> [Task statement]
Look through the data and write out every line with the word "below" in it.

> [Records for this exercise]
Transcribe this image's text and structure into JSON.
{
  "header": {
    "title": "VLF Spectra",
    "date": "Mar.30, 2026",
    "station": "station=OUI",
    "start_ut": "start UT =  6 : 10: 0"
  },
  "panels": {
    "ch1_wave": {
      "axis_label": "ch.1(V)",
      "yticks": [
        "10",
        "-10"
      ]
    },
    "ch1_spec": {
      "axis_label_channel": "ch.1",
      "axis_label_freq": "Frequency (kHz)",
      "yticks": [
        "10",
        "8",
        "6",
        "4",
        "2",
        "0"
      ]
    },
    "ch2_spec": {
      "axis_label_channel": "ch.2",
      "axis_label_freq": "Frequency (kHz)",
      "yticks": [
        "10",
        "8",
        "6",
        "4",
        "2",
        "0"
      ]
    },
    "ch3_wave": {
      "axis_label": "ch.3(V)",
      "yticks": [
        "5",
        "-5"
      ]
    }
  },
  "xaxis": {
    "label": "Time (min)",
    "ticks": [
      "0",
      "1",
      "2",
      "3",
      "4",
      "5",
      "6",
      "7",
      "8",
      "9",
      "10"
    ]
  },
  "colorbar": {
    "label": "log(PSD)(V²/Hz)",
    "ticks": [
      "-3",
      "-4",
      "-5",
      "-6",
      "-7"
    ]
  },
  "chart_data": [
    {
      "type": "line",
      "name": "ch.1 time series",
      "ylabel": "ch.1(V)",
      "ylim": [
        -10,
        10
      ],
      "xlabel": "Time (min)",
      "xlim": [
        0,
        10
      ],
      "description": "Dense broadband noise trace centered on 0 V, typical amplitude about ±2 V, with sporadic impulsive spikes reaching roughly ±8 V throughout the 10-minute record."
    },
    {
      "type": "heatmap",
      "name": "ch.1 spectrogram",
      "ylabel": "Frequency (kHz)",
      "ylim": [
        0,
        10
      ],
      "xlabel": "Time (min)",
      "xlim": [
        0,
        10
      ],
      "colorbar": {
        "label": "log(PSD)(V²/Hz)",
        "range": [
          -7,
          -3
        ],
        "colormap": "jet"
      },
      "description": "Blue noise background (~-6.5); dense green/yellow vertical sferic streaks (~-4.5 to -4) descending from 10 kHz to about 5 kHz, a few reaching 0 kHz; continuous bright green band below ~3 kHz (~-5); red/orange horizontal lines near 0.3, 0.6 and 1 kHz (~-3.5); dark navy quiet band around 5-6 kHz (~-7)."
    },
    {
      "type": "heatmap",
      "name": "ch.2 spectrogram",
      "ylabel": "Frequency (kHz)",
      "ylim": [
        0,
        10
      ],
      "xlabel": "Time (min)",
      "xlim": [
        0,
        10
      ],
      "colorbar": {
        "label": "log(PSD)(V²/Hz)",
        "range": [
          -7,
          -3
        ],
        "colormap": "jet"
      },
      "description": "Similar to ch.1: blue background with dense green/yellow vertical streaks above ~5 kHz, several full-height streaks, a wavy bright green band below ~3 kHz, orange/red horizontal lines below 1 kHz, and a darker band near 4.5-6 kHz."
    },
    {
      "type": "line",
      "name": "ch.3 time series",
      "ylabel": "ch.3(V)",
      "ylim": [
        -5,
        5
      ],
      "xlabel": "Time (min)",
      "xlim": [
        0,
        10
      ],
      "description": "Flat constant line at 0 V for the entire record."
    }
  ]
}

> [Task result]
      "description": "Blue noise background (~-6.5); dense green/yellow vertical sferic streaks (~-4.5 to -4) descending from 10 kHz to about 5 kHz, a few reaching 0 kHz; continuous bright green band below ~3 kHz (~-5); red/orange horizontal lines near 0.3, 0.6 and 1 kHz (~-3.5); dark navy quiet band around 5-6 kHz (~-7)."
      "description": "Similar to ch.1: blue background with dense green/yellow vertical streaks above ~5 kHz, several full-height streaks, a wavy bright green band below ~3 kHz, orange/red horizontal lines below 1 kHz, and a darker band near 4.5-6 kHz."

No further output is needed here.